Хотя стихотворение и отличается пламенным советским патриотизмом (его лейтмотив — страстный призыв к любимой вернуться на родину, связать свою жизнь с автором не где-нибудь, а только в советской России), хотя вдобавок ко всему оно полно веры в победу своей любви, неотрывную от победы мировой революции («я все равно тебя когда-нибудь возьму — одну или вдвоем с Парижем»), на какие-либо чувства к невозвращенке Маяковский прав не имел. Так что Лилины интересы — по крайней мере, в данном вопросе — полностью совпадали с интересами надлежащих советских властей. Ей от этого было не легче: Маяковский явно отбивался от рук.

Сохранились воспоминания Лидии Гинзбург (впоследствии видного литературоведа), близкой в ту пору к кругу Маяковского — Бриков. Лиля, по ее рассказам, часто жаловалась тогда на скуку. Скукой, видимо, именовалось вдруг наступившее чувство неуверенности в себе, душевный дискомфорт. «Как тебе может быть, Лиличка, скучно, — утешал ее, по воспоминаниям Лидии Гинзбург, Виктор Шкловский. — Ведь ты такая красивая!» «Так ведь от этого не мне весело, — возражала Лиля. — От этого другим весело».

*Поставленная задача 1*
Кто, согласно воспоминаниям Лидии Гинзбург в фрагменте текста, утешал Лилю, говоря ей, что она красивая?
*Поставленная задача 2*
Процитируйте из фрагмента текста часть, которая открывается словами «Хотя стихотворение и» и завершается словами «отбивался от рук.».
*Поставленная задача 3*
Продолжите фрагмент текста о Маяковском и Лиле Брик, начиная сразу после его последней фразы.

*Выдержки из записей*
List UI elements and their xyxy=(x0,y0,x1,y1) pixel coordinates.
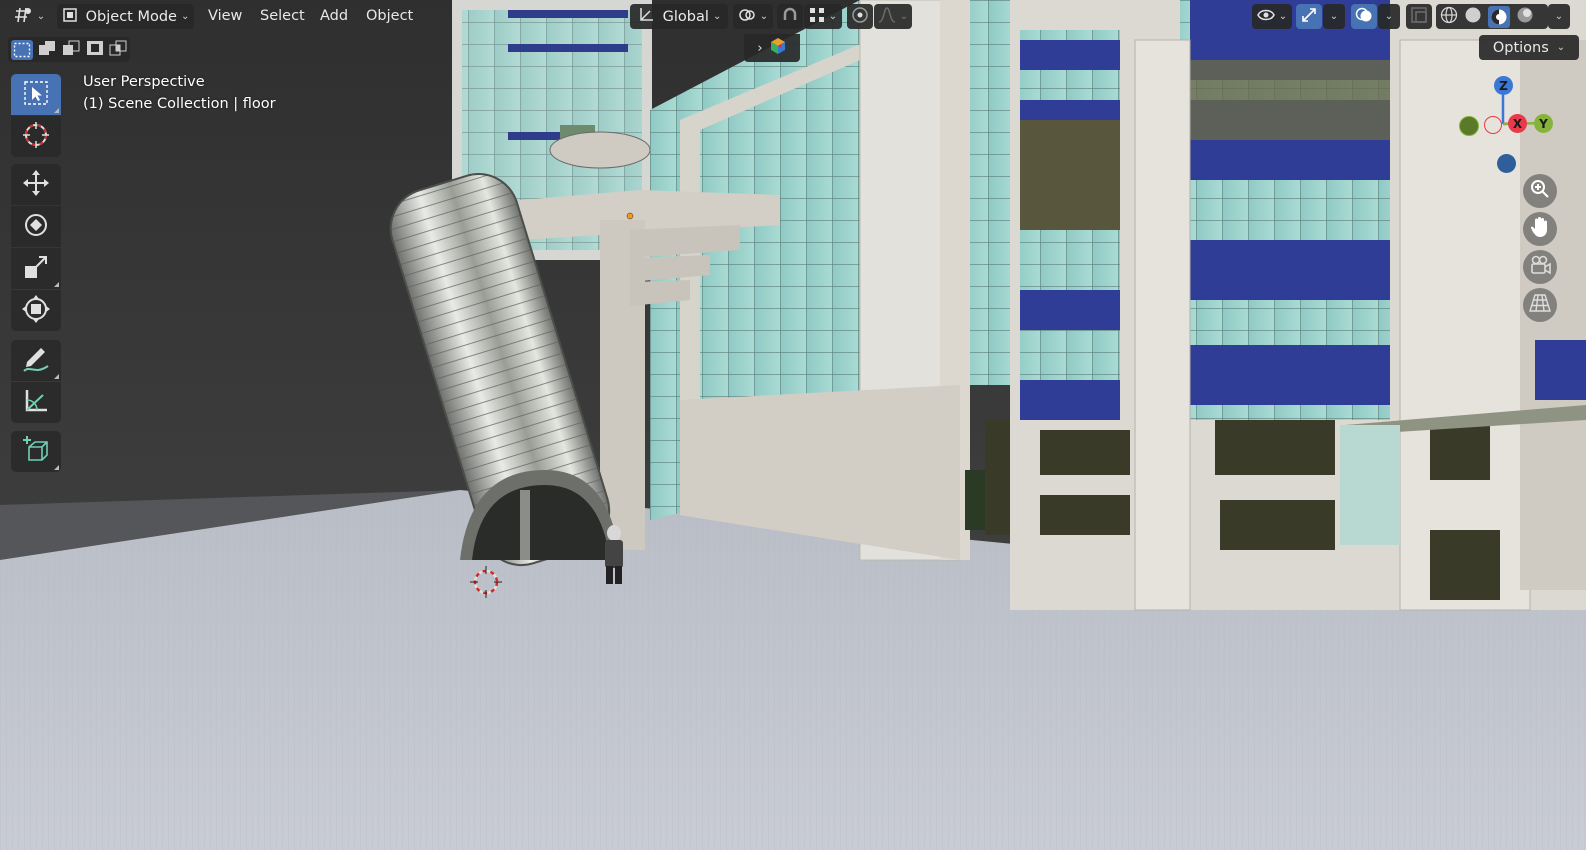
chevron-down-icon: ⌄ xyxy=(899,11,909,22)
menu-select[interactable]: Select xyxy=(260,4,305,29)
add-cube-tool[interactable] xyxy=(11,431,61,472)
navigation-gizmo[interactable]: Z X Y xyxy=(1455,72,1560,182)
zoom-button[interactable] xyxy=(1523,174,1557,208)
gizmo-icon xyxy=(1300,6,1318,28)
options-dropdown[interactable]: Options ⌄ xyxy=(1479,35,1579,60)
select-box-icon xyxy=(23,80,49,110)
transform-tool[interactable] xyxy=(11,290,61,331)
proportional-editing-toggle[interactable] xyxy=(847,4,873,29)
annotate-tool[interactable] xyxy=(11,340,61,381)
chevron-down-icon: ⌄ xyxy=(1556,42,1566,53)
move-icon xyxy=(21,168,51,202)
select-extend-icon[interactable] xyxy=(38,40,56,60)
gizmo-neg-z[interactable] xyxy=(1497,154,1516,173)
rotate-tool[interactable] xyxy=(11,206,61,247)
solid-shading-icon[interactable] xyxy=(1464,6,1482,28)
chevron-down-icon: ⌄ xyxy=(36,11,46,22)
mode-label: Object Mode xyxy=(85,8,177,25)
chevron-down-icon: ⌄ xyxy=(828,11,838,22)
visibility-dropdown[interactable]: ⌄ xyxy=(1252,4,1292,29)
move-tool[interactable] xyxy=(11,164,61,205)
orientation-icon xyxy=(637,6,655,28)
menu-add[interactable]: Add xyxy=(320,4,348,29)
gizmo-neg-x[interactable] xyxy=(1484,116,1502,134)
add-cube-icon xyxy=(21,435,51,469)
magnet-snap-icon xyxy=(781,6,799,28)
chevron-down-icon: ⌄ xyxy=(712,11,722,22)
viewport-header: ⌄ Object Mode ⌄ View Select Add Object G… xyxy=(0,0,1586,33)
gizmo-neg-y[interactable] xyxy=(1459,116,1479,136)
object-mode-icon xyxy=(62,7,78,27)
camera-view-button[interactable] xyxy=(1523,250,1557,284)
snap-toggle[interactable] xyxy=(777,4,803,29)
zoom-icon xyxy=(1530,179,1550,203)
scene-render xyxy=(0,0,1586,850)
select-intersect-icon[interactable] xyxy=(109,40,127,60)
measure-icon xyxy=(21,386,51,420)
pan-button[interactable] xyxy=(1523,212,1557,246)
color-cube-icon xyxy=(769,37,787,59)
gizmo-x-axis[interactable]: X xyxy=(1508,114,1527,133)
3d-viewport[interactable]: ⌄ Object Mode ⌄ View Select Add Object G… xyxy=(0,0,1586,850)
chevron-down-icon: ⌄ xyxy=(1278,11,1288,22)
proportional-editing-icon xyxy=(851,6,869,28)
rotate-icon xyxy=(21,210,51,244)
chevron-right-icon: › xyxy=(757,40,763,56)
options-label: Options xyxy=(1492,39,1549,56)
falloff-dropdown[interactable]: ⌄ xyxy=(874,4,912,29)
gizmo-toggle[interactable] xyxy=(1296,4,1322,29)
editor-type-button[interactable]: ⌄ xyxy=(8,4,50,29)
chevron-down-icon: ⌄ xyxy=(180,11,190,22)
select-subtract-icon[interactable] xyxy=(62,40,80,60)
gizmo-z-axis[interactable]: Z xyxy=(1494,76,1513,95)
annotate-icon xyxy=(21,344,51,378)
selection-mode-group xyxy=(8,37,130,62)
select-new-icon[interactable] xyxy=(10,39,33,60)
chevron-down-icon: ⌄ xyxy=(1554,11,1564,22)
menu-view[interactable]: View xyxy=(208,4,242,29)
transform-orientation-dropdown[interactable]: Global ⌄ xyxy=(630,4,728,29)
material-preview-shading-icon[interactable] xyxy=(1488,5,1510,28)
orientation-label: Global xyxy=(662,8,709,25)
camera-icon xyxy=(1529,255,1551,279)
gizmo-y-axis[interactable]: Y xyxy=(1534,114,1553,133)
chevron-down-icon: ⌄ xyxy=(1329,11,1339,22)
cursor-icon xyxy=(22,121,50,153)
rendered-shading-icon[interactable] xyxy=(1516,6,1534,28)
mode-dropdown[interactable]: Object Mode ⌄ xyxy=(57,4,194,29)
pivot-point-icon xyxy=(738,6,756,28)
measure-tool[interactable] xyxy=(11,382,61,423)
scale-icon xyxy=(23,254,49,284)
select-invert-icon[interactable] xyxy=(86,40,104,60)
hand-pan-icon xyxy=(1530,216,1550,242)
overlay-icon xyxy=(1355,6,1373,28)
overlay-toggle[interactable] xyxy=(1351,4,1377,29)
chevron-down-icon: ⌄ xyxy=(759,11,769,22)
snap-increment-icon xyxy=(809,7,825,27)
viewport-editor-icon xyxy=(13,6,33,28)
select-box-tool[interactable] xyxy=(11,74,61,115)
xray-toggle[interactable] xyxy=(1406,4,1432,29)
snap-target-dropdown[interactable]: ⌄ xyxy=(804,4,842,29)
view-name-label: User Perspective xyxy=(83,74,205,90)
shading-dropdown[interactable]: ⌄ xyxy=(1548,4,1570,29)
pivot-point-dropdown[interactable]: ⌄ xyxy=(733,4,773,29)
ortho-toggle-button[interactable] xyxy=(1523,288,1557,322)
xray-icon xyxy=(1411,6,1427,27)
collection-info-label: (1) Scene Collection | floor xyxy=(83,96,276,112)
shading-mode-group xyxy=(1436,4,1548,29)
menu-object[interactable]: Object xyxy=(366,4,413,29)
falloff-curve-icon xyxy=(878,6,896,28)
cursor-tool[interactable] xyxy=(11,116,61,157)
grid-view-icon xyxy=(1529,293,1551,317)
overlay-dropdown[interactable]: ⌄ xyxy=(1378,4,1400,29)
transform-icon xyxy=(21,294,51,328)
collection-toggle-button[interactable]: › xyxy=(744,34,800,62)
gizmo-dropdown[interactable]: ⌄ xyxy=(1323,4,1345,29)
eye-icon xyxy=(1256,8,1275,26)
chevron-down-icon: ⌄ xyxy=(1384,11,1394,22)
wireframe-shading-icon[interactable] xyxy=(1440,6,1458,28)
scale-tool[interactable] xyxy=(11,248,61,289)
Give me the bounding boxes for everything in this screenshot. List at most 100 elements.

*Письменный ответ 1*
Виктор Шкловский.

*Письменный ответ 2*
Хотя стихотворение и отличается пламенным советским патриотизмом (его лейтмотив — страстный призыв к любимой вернуться на родину, связать свою жизнь с автором не где-нибудь, а только в советской России), хотя вдобавок ко всему оно полно веры в победу своей любви, неотрывную от победы мировой революции («я все равно тебя когда-нибудь возьму — одну или вдвоем с Парижем»), на какие-либо чувства к невозвращенке Маяковский прав не имел. Так что Лилины интересы — по крайней мере, в данном вопросе — полностью совпадали с интересами надлежащих советских властей. Ей от этого было не легче: Маяковский явно отбивался от рук.

*Письменный ответ 3*
Другим тоже не было весело: тучи над некогда веселым и гостеприимным домом явно сгущались. Свою роль играли не только личные драмы, раскалывавшие уже сложившиеся и казавшиеся прочными отношения. Неизбежно влияла и общая атмосфера, воцарившаяся в стране, воздействие которой обитатели дома старались не замечать. Или хотя бы ей не поддаваться. Маяковский старательно делал вид, что ничего не произошло, что все осталось по-прежнему, что Лиля не только главенствует, как всегда, но чуть ли не водит его рукой, пишущей стихи. Так они обманывали других, но могли ли обмануть самих себя?

Маяковский рвался в Париж. С превеликим трудом он выдержал на родине чуть больше двух месяцев. И снова никаких помех для заграничного путешествия не возникло. Захотел — и поехал… Он ли только захотел? Не совпадали ли, хотя, разумеется, абсолютно по-разному, его интересы с интересами тех, от кого зависели все вообще зарубежные поездки советских граждан? Вопрос, которым до сих пор ни один его биограф, ни один исследователь его творчества не занимался.

13 февраля в театре Мейерхольда состоялась премьера «Клопа». И уже на следующий день, не дождавшись рецензий и даже устных откликов, Маяковский снова отправился в Европу.

Формальным поводом для поездки послужило желание протолкнуть эту пьесу на зарубежную сцену, хотя прорыв за границу разоблачительной, сатирической пьесы никаких дивидендов советской власти — не денежных, а моральных! — сулить не мог. Но с границы Маяковский послал телеграмму в Париж, уведомляя Татьяну о скорой встрече. После коротких остановок в Праге и Берлине, 23 февраля он приехал в Париж и снова поселился в своем любимом отеле «Истрия». Эльза уже переехала к Арагону, в крошечную мансарду на улице Шато, и все равно жизнь Маяковского и Татьяны проходила у нее на глазах, — «боевые сводки» об этом регулярно отправлялись в Москву.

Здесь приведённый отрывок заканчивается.